[Records from a collection of figures]
↓↓↓
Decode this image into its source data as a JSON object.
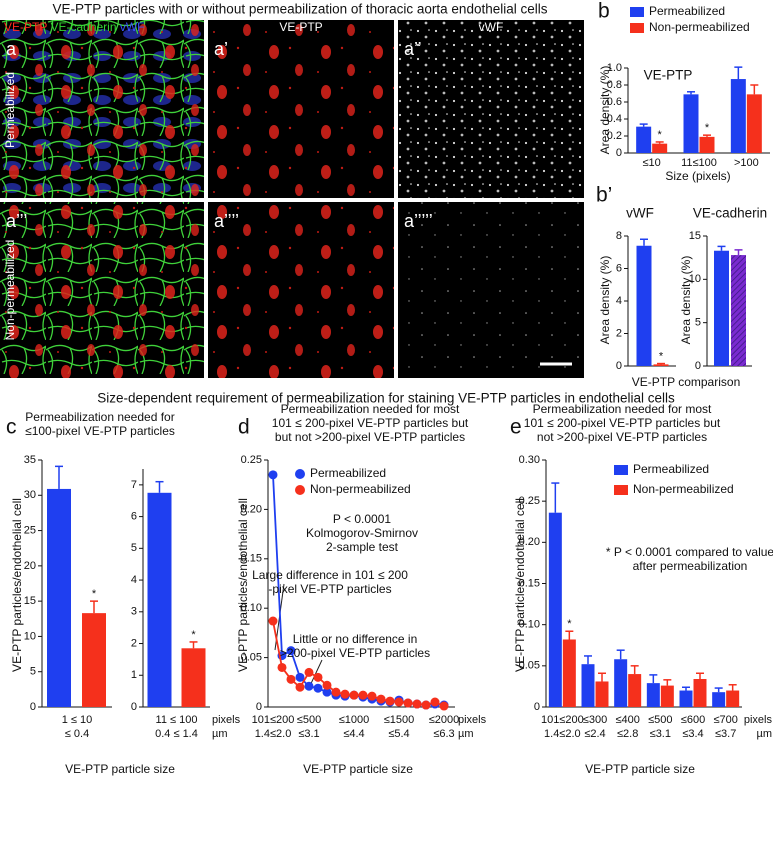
{
  "figure": {
    "title": "VE-PTP particles with or without permeabilization of thoracic aorta endothelial cells",
    "section_title": "Size-dependent requirement of permeabilization for staining VE-PTP particles in endothelial cells",
    "stain_labels": [
      {
        "text": "VE-PTP",
        "color": "#ff2a20"
      },
      {
        "text": "VE-cadherin",
        "color": "#33d633"
      },
      {
        "text": "vWF",
        "color": "#3a55ff"
      }
    ],
    "column_headers": [
      {
        "text": "VE-PTP",
        "color": "#ff2a20"
      },
      {
        "text": "vWF",
        "color": "#ffffff"
      }
    ],
    "row_labels": [
      "Permeabilized",
      "Non-permeabilized"
    ],
    "image_labels": [
      "a",
      "a’",
      "a’’",
      "a’’’",
      "a’’’’",
      "a’’’’’"
    ]
  },
  "chart_data": [
    {
      "type": "bar",
      "panel": "b",
      "title": "VE-PTP",
      "title_color": "#e8261c",
      "ylabel": "Area density (%)",
      "xlabel": "Size (pixels)",
      "categories": [
        "≤10",
        "11≤100",
        ">100"
      ],
      "ylim": [
        0,
        1.0
      ],
      "yticks": [
        0,
        0.2,
        0.4,
        0.6,
        0.8,
        {
          "value": 1,
          "label": "1.0"
        }
      ],
      "series": [
        {
          "name": "Permeabilized",
          "color": "#1f3ff0",
          "values": [
            0.31,
            0.69,
            0.87
          ],
          "errors": [
            0.03,
            0.03,
            0.14
          ]
        },
        {
          "name": "Non-permeabilized",
          "color": "#f5301c",
          "values": [
            0.11,
            0.19,
            0.69
          ],
          "errors": [
            0.02,
            0.02,
            0.11
          ],
          "significance": [
            "*",
            "*",
            null
          ]
        }
      ]
    },
    {
      "type": "bar",
      "panel": "b’",
      "title": "vWF",
      "title_color": "#2a3fe0",
      "ylabel": "Area density (%)",
      "xlabel": "VE-PTP comparison",
      "categories": [
        null
      ],
      "ylim": [
        0,
        8
      ],
      "yticks": [
        0,
        2,
        4,
        6,
        8
      ],
      "series": [
        {
          "color": "#1f3ff0",
          "values": [
            7.4
          ],
          "errors": [
            0.4
          ]
        },
        {
          "color": "#f5301c",
          "values": [
            0.1
          ],
          "errors": [
            0.05
          ],
          "significance": [
            "*"
          ]
        }
      ]
    },
    {
      "type": "bar",
      "title": "VE-cadherin",
      "title_color": "#22b022",
      "ylabel": "Area density (%)",
      "categories": [
        null
      ],
      "ylim": [
        0,
        15
      ],
      "yticks": [
        0,
        5,
        10,
        15
      ],
      "series": [
        {
          "color": "#1f3ff0",
          "values": [
            13.3
          ],
          "errors": [
            0.5
          ]
        },
        {
          "color": "#7a2bd0",
          "pattern": "hatch",
          "values": [
            12.8
          ],
          "errors": [
            0.6
          ]
        }
      ]
    },
    {
      "type": "bar",
      "panel": "c",
      "title": [
        "Permeabilization needed for",
        "≤100-pixel VE-PTP particles"
      ],
      "ylabel": "VE-PTP particles/endothelial cell",
      "xlabel": "VE-PTP particle size",
      "categories": [
        "1 ≤ 10"
      ],
      "categories_um": [
        "≤ 0.4"
      ],
      "ylim": [
        0,
        35
      ],
      "yticks": [
        0,
        5,
        10,
        15,
        20,
        25,
        30,
        35
      ],
      "series": [
        {
          "color": "#1f3ff0",
          "values": [
            30.9
          ],
          "errors": [
            3.2
          ]
        },
        {
          "color": "#f5301c",
          "values": [
            13.3
          ],
          "errors": [
            1.7
          ],
          "significance": [
            "*"
          ]
        }
      ]
    },
    {
      "type": "bar",
      "categories": [
        "11 ≤ 100"
      ],
      "categories_um": [
        "0.4 ≤ 1.4"
      ],
      "x_units": [
        "pixels",
        "µm"
      ],
      "ylim": [
        0,
        7.5
      ],
      "yticks": [
        0,
        1,
        2,
        3,
        4,
        5,
        6,
        7
      ],
      "series": [
        {
          "color": "#1f3ff0",
          "values": [
            6.75
          ],
          "errors": [
            0.35
          ]
        },
        {
          "color": "#f5301c",
          "values": [
            1.85
          ],
          "errors": [
            0.2
          ],
          "significance": [
            "*"
          ]
        }
      ]
    },
    {
      "type": "line",
      "panel": "d",
      "title": [
        "Permeabilization needed for most",
        "101 ≤ 200-pixel VE-PTP particles but",
        "but not >200-pixel VE-PTP particles"
      ],
      "ylabel": "VE-PTP particles/endothelial cell",
      "xlabel": "VE-PTP particle size",
      "categories": [
        "101≤200",
        null,
        null,
        null,
        "≤500",
        null,
        null,
        null,
        null,
        "≤1000",
        null,
        null,
        null,
        null,
        "≤1500",
        null,
        null,
        null,
        null,
        "≤2000"
      ],
      "categories_um": [
        "1.4≤2.0",
        null,
        null,
        null,
        "≤3.1",
        null,
        null,
        null,
        null,
        "≤4.4",
        null,
        null,
        null,
        null,
        "≤5.4",
        null,
        null,
        null,
        null,
        "≤6.3"
      ],
      "x_units": [
        "pixels",
        "µm"
      ],
      "ylim": [
        0,
        0.25
      ],
      "yticks": [
        0,
        0.05,
        {
          "value": 0.1,
          "label": "0.10"
        },
        0.15,
        {
          "value": 0.2,
          "label": "0.20"
        },
        0.25
      ],
      "series": [
        {
          "name": "Permeabilized",
          "color": "#1f3ff0",
          "values": [
            0.235,
            0.052,
            0.057,
            0.03,
            0.021,
            0.019,
            0.015,
            0.012,
            0.011,
            0.012,
            0.01,
            0.008,
            0.006,
            0.005,
            0.007,
            0.004,
            0.003,
            0.002,
            0.003,
            0.002
          ]
        },
        {
          "name": "Non-permeabilized",
          "color": "#f5301c",
          "values": [
            0.087,
            0.04,
            0.028,
            0.02,
            0.035,
            0.03,
            0.022,
            0.015,
            0.013,
            0.012,
            0.012,
            0.011,
            0.008,
            0.006,
            0.005,
            0.004,
            0.003,
            0.002,
            0.005,
            0.001
          ]
        }
      ],
      "annotations": [
        [
          "P < 0.0001",
          "Kolmogorov-Smirnov",
          "2-sample test"
        ],
        [
          "Large difference in 101 ≤ 200",
          "-pixel VE-PTP particles"
        ],
        [
          "Little or no difference in",
          ">200-pixel VE-PTP particles"
        ]
      ]
    },
    {
      "type": "bar",
      "panel": "e",
      "title": [
        "Permeabilization needed for most",
        "101 ≤ 200-pixel VE-PTP particles but",
        "not  >200-pixel VE-PTP particles"
      ],
      "ylabel": "VE-PTP particles/endothelial cell",
      "xlabel": "VE-PTP particle size",
      "categories": [
        "101≤200",
        "≤300",
        "≤400",
        "≤500",
        "≤600",
        "≤700"
      ],
      "categories_um": [
        "1.4≤2.0",
        "≤2.4",
        "≤2.8",
        "≤3.1",
        "≤3.4",
        "≤3.7"
      ],
      "x_units": [
        "pixels",
        "µm"
      ],
      "ylim": [
        0,
        0.3
      ],
      "yticks": [
        0,
        0.05,
        {
          "value": 0.1,
          "label": "0.10"
        },
        0.15,
        {
          "value": 0.2,
          "label": "0.20"
        },
        0.25,
        {
          "value": 0.3,
          "label": "0.30"
        }
      ],
      "series": [
        {
          "name": "Permeabilized",
          "color": "#1f3ff0",
          "values": [
            0.236,
            0.052,
            0.058,
            0.029,
            0.02,
            0.018
          ],
          "errors": [
            0.036,
            0.01,
            0.011,
            0.01,
            0.004,
            0.005
          ]
        },
        {
          "name": "Non-permeabilized",
          "color": "#f5301c",
          "values": [
            0.082,
            0.031,
            0.04,
            0.026,
            0.034,
            0.02
          ],
          "errors": [
            0.01,
            0.01,
            0.01,
            0.007,
            0.007,
            0.007
          ],
          "significance": [
            "*",
            null,
            null,
            null,
            null,
            null
          ]
        }
      ],
      "annotations": [
        [
          "* P < 0.0001 compared to value",
          "after permeabilization"
        ]
      ]
    }
  ]
}
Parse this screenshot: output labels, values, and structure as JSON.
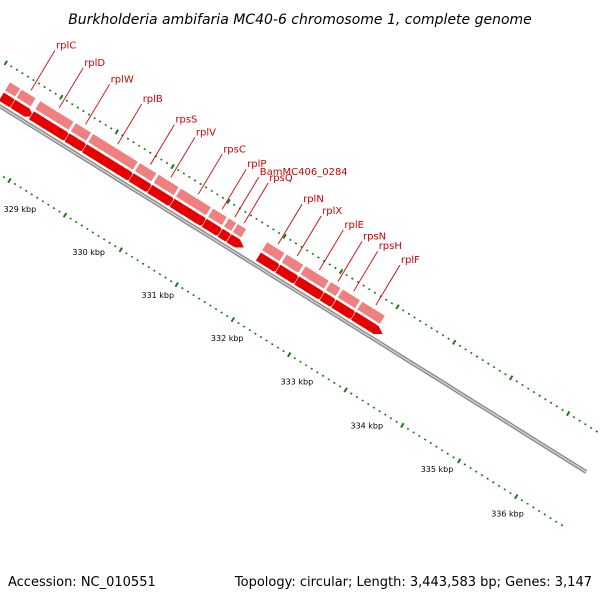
{
  "title": "Burkholderia ambifaria MC40-6 chromosome 1, complete genome",
  "footer": {
    "accession": "Accession: NC_010551",
    "topology": "Topology: circular; Length: 3,443,583 bp; Genes: 3,147"
  },
  "colors": {
    "cds_strand": "#e60000",
    "gene_strand": "#f08080",
    "backbone": "#8c8c8c",
    "ticks": "#1a7a1a",
    "label": "#cc0000"
  },
  "genes": [
    {
      "name": "rplC",
      "start": 0.02,
      "end": 0.045
    },
    {
      "name": "rplD",
      "start": 0.052,
      "end": 0.11
    },
    {
      "name": "rplW",
      "start": 0.113,
      "end": 0.14
    },
    {
      "name": "rplB",
      "start": 0.143,
      "end": 0.22
    },
    {
      "name": "rpsS",
      "start": 0.223,
      "end": 0.252
    },
    {
      "name": "rplV",
      "start": 0.255,
      "end": 0.29
    },
    {
      "name": "rpsC",
      "start": 0.293,
      "end": 0.345
    },
    {
      "name": "rplP",
      "start": 0.348,
      "end": 0.372
    },
    {
      "name": "BamMC406_0284",
      "start": 0.375,
      "end": 0.388
    },
    {
      "name": "rpsQ",
      "start": 0.39,
      "end": 0.405
    },
    {
      "name": "rplN",
      "start": 0.44,
      "end": 0.47
    },
    {
      "name": "rplX",
      "start": 0.473,
      "end": 0.502
    },
    {
      "name": "rplE",
      "start": 0.505,
      "end": 0.545
    },
    {
      "name": "rpsN",
      "start": 0.548,
      "end": 0.565
    },
    {
      "name": "rpsH",
      "start": 0.568,
      "end": 0.598
    },
    {
      "name": "rplF",
      "start": 0.601,
      "end": 0.64
    }
  ],
  "kbp_labels": [
    "329 kbp",
    "330 kbp",
    "331 kbp",
    "332 kbp",
    "333 kbp",
    "334 kbp",
    "335 kbp",
    "336 kbp"
  ]
}
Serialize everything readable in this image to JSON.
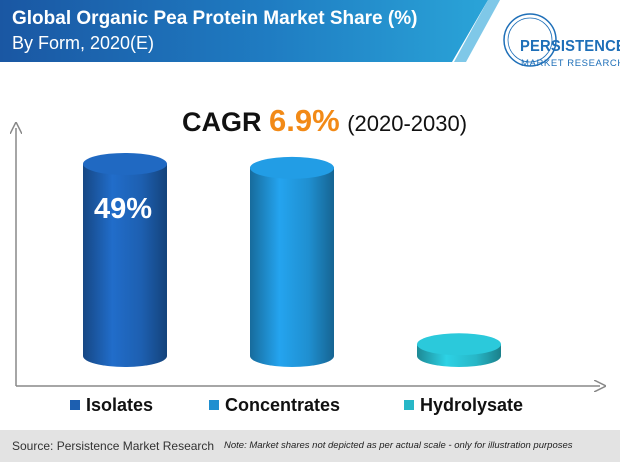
{
  "header": {
    "title": "Global Organic Pea Protein Market Share (%)",
    "subtitle": "By Form, 2020(E)"
  },
  "logo": {
    "name": "PERSISTENCE",
    "tagline": "MARKET RESEARCH"
  },
  "cagr": {
    "prefix": "CAGR",
    "value": "6.9%",
    "period": "(2020-2030)"
  },
  "chart_data": {
    "type": "bar",
    "title": "Global Organic Pea Protein Market Share (%)",
    "subtitle": "By Form, 2020(E)",
    "categories": [
      "Isolates",
      "Concentrates",
      "Hydrolysate"
    ],
    "values": [
      49,
      48,
      3
    ],
    "colors": [
      "#1d5fb0",
      "#1f8fd0",
      "#27b7c7"
    ],
    "data_labels": [
      "49%",
      "",
      ""
    ],
    "xlabel": "",
    "ylabel": "",
    "ylim": [
      0,
      55
    ],
    "grid": false,
    "legend": {
      "position": "bottom",
      "entries": [
        "Isolates",
        "Concentrates",
        "Hydrolysate"
      ]
    }
  },
  "footer": {
    "source": "Source: Persistence Market Research",
    "note": "Note: Market shares not depicted as per actual scale - only for illustration purposes"
  }
}
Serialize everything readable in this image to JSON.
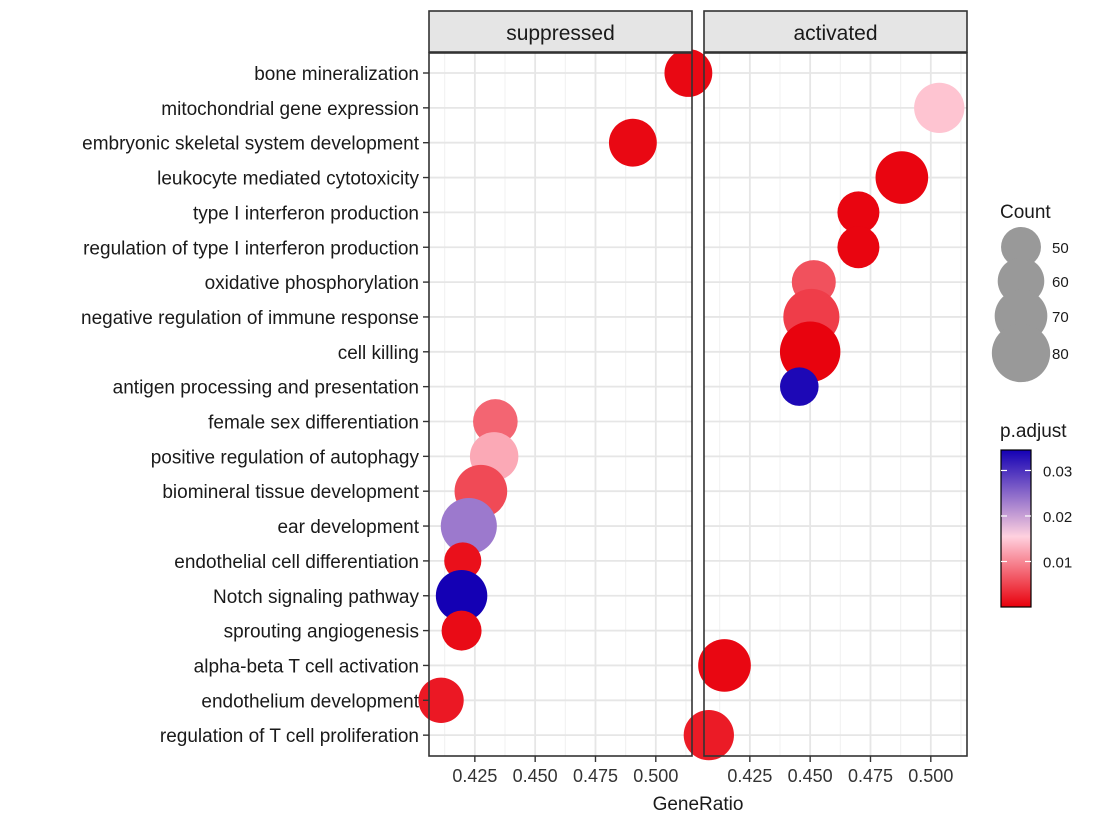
{
  "chart_data": {
    "type": "scatter",
    "panels": [
      "suppressed",
      "activated"
    ],
    "xlabel": "GeneRatio",
    "ylabel": "",
    "x_ticks": [
      0.425,
      0.45,
      0.475,
      0.5
    ],
    "x_tick_labels": [
      "0.425",
      "0.450",
      "0.475",
      "0.500"
    ],
    "xlim": [
      0.406,
      0.515
    ],
    "terms": [
      "bone mineralization",
      "mitochondrial gene expression",
      "embryonic skeletal system development",
      "leukocyte mediated cytotoxicity",
      "type I interferon production",
      "regulation of type I interferon production",
      "oxidative phosphorylation",
      "negative regulation of immune response",
      "cell killing",
      "antigen processing and presentation",
      "female sex differentiation",
      "positive regulation of autophagy",
      "biomineral tissue development",
      "ear development",
      "endothelial cell differentiation",
      "Notch signaling pathway",
      "sprouting angiogenesis",
      "alpha-beta T cell activation",
      "endothelium development",
      "regulation of T cell proliferation"
    ],
    "points": [
      {
        "panel": "suppressed",
        "term": "bone mineralization",
        "x": 0.5135,
        "count": 62,
        "p_adjust": 0.0006
      },
      {
        "panel": "suppressed",
        "term": "embryonic skeletal system development",
        "x": 0.4905,
        "count": 62,
        "p_adjust": 0.0006
      },
      {
        "panel": "suppressed",
        "term": "female sex differentiation",
        "x": 0.4335,
        "count": 57,
        "p_adjust": 0.0075
      },
      {
        "panel": "suppressed",
        "term": "positive regulation of autophagy",
        "x": 0.433,
        "count": 63,
        "p_adjust": 0.0125
      },
      {
        "panel": "suppressed",
        "term": "biomineral tissue development",
        "x": 0.4275,
        "count": 70,
        "p_adjust": 0.0055
      },
      {
        "panel": "suppressed",
        "term": "ear development",
        "x": 0.4225,
        "count": 76,
        "p_adjust": 0.0235
      },
      {
        "panel": "suppressed",
        "term": "endothelial cell differentiation",
        "x": 0.42,
        "count": 46,
        "p_adjust": 0.0012
      },
      {
        "panel": "suppressed",
        "term": "Notch signaling pathway",
        "x": 0.4195,
        "count": 68,
        "p_adjust": 0.0355
      },
      {
        "panel": "suppressed",
        "term": "sprouting angiogenesis",
        "x": 0.4195,
        "count": 50,
        "p_adjust": 0.0008
      },
      {
        "panel": "suppressed",
        "term": "endothelium development",
        "x": 0.411,
        "count": 58,
        "p_adjust": 0.0018
      },
      {
        "panel": "activated",
        "term": "mitochondrial gene expression",
        "x": 0.5035,
        "count": 66,
        "p_adjust": 0.0145
      },
      {
        "panel": "activated",
        "term": "leukocyte mediated cytotoxicity",
        "x": 0.488,
        "count": 70,
        "p_adjust": 0.0004
      },
      {
        "panel": "activated",
        "term": "type I interferon production",
        "x": 0.47,
        "count": 53,
        "p_adjust": 0.0004
      },
      {
        "panel": "activated",
        "term": "regulation of type I interferon production",
        "x": 0.47,
        "count": 53,
        "p_adjust": 0.0004
      },
      {
        "panel": "activated",
        "term": "oxidative phosphorylation",
        "x": 0.4515,
        "count": 56,
        "p_adjust": 0.006
      },
      {
        "panel": "activated",
        "term": "negative regulation of immune response",
        "x": 0.4505,
        "count": 76,
        "p_adjust": 0.0045
      },
      {
        "panel": "activated",
        "term": "cell killing",
        "x": 0.45,
        "count": 84,
        "p_adjust": 0.0002
      },
      {
        "panel": "activated",
        "term": "antigen processing and presentation",
        "x": 0.4455,
        "count": 48,
        "p_adjust": 0.0338
      },
      {
        "panel": "activated",
        "term": "alpha-beta T cell activation",
        "x": 0.4145,
        "count": 70,
        "p_adjust": 0.0005
      },
      {
        "panel": "activated",
        "term": "regulation of T cell proliferation",
        "x": 0.408,
        "count": 66,
        "p_adjust": 0.002
      }
    ],
    "size_legend": {
      "title": "Count",
      "values": [
        50,
        60,
        70,
        80
      ],
      "labels": [
        "50",
        "60",
        "70",
        "80"
      ]
    },
    "color_legend": {
      "title": "p.adjust",
      "range": [
        0.0,
        0.0345
      ],
      "ticks": [
        0.01,
        0.02,
        0.03
      ],
      "tick_labels": [
        "0.01",
        "0.02",
        "0.03"
      ],
      "colors": {
        "low": "#e8000b",
        "mid": "#ffd1df",
        "high": "#1400b4"
      },
      "mid_value": 0.0155
    },
    "grid": true,
    "legend_placement": "right",
    "point_size_color": "#999999"
  }
}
↑↑↑
WHAT YOU WILL DO:
Search each line of the entries for the string "differentiation", then say how many lines have it. Reply with the number only.

ANSWER TO THIS TASK:
4